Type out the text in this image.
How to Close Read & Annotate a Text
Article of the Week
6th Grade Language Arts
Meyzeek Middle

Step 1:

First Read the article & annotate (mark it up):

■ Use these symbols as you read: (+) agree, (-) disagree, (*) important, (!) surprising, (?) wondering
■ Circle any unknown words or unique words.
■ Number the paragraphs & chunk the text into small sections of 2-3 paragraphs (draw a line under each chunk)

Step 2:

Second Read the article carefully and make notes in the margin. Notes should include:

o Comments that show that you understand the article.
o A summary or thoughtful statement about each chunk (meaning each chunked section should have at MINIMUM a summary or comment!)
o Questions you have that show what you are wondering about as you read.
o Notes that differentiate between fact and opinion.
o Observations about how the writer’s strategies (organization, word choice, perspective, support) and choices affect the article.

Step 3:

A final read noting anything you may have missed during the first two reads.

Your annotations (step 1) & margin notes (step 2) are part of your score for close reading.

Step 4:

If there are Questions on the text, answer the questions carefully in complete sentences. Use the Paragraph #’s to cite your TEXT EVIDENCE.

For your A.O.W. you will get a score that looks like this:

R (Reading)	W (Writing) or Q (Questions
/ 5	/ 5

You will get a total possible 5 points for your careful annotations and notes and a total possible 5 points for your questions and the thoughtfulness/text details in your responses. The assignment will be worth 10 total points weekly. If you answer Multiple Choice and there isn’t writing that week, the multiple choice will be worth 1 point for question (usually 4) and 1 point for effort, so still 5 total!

---------------

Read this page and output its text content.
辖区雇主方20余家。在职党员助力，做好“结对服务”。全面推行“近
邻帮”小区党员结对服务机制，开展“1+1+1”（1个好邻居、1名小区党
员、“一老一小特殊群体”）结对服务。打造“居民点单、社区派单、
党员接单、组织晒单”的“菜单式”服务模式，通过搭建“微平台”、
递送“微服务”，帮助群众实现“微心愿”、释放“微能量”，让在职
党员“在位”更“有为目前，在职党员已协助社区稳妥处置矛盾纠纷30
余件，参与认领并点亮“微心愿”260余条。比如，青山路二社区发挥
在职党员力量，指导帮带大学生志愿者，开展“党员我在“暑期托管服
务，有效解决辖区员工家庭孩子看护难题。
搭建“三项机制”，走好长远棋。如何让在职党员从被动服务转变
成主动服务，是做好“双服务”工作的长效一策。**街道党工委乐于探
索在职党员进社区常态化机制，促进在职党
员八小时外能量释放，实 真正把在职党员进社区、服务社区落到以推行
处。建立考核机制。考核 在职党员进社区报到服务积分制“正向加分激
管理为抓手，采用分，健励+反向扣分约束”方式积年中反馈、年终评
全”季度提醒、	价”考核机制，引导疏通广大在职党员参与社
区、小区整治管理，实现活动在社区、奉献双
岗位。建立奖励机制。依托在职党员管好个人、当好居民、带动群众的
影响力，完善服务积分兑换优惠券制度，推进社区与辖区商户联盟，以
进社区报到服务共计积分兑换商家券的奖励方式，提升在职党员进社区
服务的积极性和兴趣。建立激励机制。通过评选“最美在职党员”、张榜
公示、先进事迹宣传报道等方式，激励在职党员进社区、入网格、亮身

---------------

## Exercise requirements
Copy all lines from the material that hold "this".

## Expected answer
Type out the text in this image.
For your A.O.W. you will get a score that looks like this:
Read this page and output its text content.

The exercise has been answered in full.